Below are some records. Say how many of their lines include the string "status", giving only the number.

☆ ☆ ☆ ☆ ☆

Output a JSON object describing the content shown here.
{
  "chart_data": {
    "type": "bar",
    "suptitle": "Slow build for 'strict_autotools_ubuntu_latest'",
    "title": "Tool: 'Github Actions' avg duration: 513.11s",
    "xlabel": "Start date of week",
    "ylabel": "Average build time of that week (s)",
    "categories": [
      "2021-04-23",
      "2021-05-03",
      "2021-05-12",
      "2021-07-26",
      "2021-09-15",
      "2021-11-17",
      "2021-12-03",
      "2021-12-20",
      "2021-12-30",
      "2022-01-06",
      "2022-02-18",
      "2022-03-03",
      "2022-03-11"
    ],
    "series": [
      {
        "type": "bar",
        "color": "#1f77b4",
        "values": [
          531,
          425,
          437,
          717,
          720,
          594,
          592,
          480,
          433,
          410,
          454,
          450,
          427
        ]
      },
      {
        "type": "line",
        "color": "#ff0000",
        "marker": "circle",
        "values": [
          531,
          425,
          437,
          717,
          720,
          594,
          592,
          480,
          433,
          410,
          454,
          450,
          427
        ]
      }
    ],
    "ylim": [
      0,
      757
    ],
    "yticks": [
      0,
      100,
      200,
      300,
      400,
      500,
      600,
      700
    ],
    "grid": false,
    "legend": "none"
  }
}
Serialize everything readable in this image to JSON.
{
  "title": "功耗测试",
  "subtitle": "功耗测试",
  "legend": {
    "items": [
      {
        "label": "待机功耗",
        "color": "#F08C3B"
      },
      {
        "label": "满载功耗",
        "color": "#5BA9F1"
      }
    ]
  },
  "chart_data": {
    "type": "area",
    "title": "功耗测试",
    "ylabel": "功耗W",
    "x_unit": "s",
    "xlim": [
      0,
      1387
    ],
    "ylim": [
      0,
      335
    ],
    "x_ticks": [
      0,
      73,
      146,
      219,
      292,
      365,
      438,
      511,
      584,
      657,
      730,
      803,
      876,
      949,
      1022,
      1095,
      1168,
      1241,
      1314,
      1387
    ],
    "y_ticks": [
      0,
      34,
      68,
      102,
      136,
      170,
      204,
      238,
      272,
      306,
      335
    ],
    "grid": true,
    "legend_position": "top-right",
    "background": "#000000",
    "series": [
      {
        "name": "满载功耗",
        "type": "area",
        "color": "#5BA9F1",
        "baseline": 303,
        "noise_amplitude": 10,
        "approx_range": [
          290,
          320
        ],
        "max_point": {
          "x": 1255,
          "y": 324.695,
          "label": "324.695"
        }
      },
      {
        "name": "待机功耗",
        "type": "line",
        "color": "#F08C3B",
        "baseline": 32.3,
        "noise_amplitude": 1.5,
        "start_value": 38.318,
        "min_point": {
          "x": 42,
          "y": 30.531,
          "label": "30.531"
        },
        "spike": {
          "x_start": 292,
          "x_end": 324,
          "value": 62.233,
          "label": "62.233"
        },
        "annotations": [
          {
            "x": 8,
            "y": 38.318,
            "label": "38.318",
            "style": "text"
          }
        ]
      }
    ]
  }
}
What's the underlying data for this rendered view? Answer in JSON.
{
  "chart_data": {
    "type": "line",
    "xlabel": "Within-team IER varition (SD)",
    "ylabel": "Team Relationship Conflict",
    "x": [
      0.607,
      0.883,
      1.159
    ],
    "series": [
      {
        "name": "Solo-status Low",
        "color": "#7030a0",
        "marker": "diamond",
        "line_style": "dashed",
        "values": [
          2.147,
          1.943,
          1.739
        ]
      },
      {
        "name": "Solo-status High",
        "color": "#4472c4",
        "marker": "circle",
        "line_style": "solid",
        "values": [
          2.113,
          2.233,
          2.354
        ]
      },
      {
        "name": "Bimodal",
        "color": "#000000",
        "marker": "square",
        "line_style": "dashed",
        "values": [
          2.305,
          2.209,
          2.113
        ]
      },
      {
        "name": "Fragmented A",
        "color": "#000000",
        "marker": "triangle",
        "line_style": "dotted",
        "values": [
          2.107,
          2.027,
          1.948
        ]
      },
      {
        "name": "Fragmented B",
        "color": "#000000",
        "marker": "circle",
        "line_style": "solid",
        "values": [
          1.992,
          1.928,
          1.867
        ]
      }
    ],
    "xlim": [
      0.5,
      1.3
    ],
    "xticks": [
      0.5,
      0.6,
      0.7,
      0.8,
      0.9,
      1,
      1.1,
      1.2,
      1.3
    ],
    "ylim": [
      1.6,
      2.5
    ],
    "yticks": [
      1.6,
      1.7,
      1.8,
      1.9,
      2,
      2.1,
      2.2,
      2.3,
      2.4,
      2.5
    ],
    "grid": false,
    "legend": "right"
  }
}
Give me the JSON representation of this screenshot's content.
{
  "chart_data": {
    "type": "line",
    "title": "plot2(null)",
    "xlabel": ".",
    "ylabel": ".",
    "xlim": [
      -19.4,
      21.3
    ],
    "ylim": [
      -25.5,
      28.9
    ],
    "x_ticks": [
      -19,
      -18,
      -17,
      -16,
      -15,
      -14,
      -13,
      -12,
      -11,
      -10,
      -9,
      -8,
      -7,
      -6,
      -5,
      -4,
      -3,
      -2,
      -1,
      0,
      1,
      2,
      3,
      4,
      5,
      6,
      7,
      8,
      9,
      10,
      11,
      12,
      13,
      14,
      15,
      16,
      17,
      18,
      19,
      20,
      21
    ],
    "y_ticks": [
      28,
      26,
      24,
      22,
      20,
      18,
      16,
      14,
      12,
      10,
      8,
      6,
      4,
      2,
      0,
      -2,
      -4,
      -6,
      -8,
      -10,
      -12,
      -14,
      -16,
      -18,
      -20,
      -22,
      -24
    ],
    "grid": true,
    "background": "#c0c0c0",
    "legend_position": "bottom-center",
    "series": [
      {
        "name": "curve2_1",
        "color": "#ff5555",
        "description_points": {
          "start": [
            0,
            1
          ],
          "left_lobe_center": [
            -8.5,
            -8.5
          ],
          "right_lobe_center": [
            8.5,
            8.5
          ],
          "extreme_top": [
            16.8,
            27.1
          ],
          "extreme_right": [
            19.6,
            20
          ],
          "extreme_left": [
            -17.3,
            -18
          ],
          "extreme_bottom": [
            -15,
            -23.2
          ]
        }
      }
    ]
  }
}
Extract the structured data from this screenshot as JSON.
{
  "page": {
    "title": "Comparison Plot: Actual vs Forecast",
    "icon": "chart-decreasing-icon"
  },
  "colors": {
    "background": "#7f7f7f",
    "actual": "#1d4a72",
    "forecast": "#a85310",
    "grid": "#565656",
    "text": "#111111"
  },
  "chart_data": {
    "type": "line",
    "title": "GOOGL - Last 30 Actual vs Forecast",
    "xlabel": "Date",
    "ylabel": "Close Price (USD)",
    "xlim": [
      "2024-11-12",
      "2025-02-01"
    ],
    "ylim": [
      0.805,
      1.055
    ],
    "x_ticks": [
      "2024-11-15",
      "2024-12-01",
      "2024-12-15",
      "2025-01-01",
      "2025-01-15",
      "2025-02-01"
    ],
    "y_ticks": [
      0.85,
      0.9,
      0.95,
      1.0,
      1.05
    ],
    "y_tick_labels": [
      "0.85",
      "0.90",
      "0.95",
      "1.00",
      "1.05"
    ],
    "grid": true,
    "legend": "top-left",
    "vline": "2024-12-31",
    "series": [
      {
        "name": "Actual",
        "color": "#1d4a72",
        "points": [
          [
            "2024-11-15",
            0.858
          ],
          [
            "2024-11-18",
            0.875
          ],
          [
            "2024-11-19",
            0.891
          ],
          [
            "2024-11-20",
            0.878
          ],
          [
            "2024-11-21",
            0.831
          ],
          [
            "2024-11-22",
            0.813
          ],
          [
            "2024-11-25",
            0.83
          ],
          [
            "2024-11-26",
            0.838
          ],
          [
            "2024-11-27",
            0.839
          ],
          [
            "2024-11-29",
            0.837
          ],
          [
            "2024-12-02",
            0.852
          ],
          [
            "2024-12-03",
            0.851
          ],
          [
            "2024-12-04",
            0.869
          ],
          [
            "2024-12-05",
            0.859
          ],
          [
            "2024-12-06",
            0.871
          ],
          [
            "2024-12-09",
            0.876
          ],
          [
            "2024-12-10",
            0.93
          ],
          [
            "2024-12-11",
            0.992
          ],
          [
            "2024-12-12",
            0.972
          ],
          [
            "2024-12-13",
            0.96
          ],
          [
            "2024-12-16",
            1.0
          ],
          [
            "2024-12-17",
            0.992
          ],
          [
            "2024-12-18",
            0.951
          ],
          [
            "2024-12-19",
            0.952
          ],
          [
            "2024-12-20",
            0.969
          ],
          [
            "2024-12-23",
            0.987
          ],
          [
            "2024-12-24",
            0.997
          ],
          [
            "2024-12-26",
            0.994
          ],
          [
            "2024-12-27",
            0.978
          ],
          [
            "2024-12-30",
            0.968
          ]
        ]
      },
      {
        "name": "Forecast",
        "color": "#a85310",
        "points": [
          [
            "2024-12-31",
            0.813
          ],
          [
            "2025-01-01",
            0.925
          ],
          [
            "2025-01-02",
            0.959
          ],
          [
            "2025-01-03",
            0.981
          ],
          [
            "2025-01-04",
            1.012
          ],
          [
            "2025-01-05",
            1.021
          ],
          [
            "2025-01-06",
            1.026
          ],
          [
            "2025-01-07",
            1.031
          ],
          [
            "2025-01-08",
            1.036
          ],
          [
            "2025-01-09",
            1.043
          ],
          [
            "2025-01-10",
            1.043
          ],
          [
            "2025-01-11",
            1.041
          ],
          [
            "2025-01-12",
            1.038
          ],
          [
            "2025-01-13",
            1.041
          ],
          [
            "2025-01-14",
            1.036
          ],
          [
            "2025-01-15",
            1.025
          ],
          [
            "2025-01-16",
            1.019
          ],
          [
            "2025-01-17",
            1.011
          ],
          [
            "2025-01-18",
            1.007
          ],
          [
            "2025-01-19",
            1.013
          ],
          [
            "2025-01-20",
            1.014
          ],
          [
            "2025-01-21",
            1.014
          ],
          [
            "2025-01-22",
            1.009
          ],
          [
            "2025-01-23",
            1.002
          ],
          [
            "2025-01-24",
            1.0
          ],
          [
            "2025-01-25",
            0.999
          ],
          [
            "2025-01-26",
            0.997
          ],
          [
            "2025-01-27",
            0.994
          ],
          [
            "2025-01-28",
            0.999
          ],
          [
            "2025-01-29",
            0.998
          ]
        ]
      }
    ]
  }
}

☆ ☆ ☆ ☆ ☆

— COMPLETE ANSWER —
2